→ Directive
Find every line below that contains the word "морфологические" and copy it out.

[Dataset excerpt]
◇ ◇ ◇ ◇

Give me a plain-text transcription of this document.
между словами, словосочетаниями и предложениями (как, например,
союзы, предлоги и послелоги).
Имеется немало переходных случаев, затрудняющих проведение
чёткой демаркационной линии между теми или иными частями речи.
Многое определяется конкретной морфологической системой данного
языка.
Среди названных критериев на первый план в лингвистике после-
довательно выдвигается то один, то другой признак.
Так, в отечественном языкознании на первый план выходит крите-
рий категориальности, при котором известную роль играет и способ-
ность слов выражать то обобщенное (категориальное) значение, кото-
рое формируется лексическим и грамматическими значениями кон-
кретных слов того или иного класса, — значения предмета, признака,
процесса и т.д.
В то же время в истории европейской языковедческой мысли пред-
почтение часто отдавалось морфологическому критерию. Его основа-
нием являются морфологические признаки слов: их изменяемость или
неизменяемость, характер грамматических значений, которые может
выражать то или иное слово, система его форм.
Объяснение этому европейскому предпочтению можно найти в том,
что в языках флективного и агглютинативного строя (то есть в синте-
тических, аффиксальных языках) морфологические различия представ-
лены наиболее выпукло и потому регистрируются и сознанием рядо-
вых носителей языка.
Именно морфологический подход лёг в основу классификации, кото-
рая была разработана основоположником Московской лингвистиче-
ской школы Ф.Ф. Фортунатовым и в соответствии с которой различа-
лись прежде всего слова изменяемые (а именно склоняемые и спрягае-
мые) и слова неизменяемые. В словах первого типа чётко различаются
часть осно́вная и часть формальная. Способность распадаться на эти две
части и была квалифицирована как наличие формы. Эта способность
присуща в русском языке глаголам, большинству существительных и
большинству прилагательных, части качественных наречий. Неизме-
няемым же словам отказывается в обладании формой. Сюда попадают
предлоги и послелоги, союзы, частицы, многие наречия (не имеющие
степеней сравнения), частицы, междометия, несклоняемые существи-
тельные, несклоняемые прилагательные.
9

◇ ◇ ◇ ◇

→ Solution for this exercise
нием являются морфологические признаки слов: их изменяемость или
тических, аффиксальных языках) морфологические различия представ-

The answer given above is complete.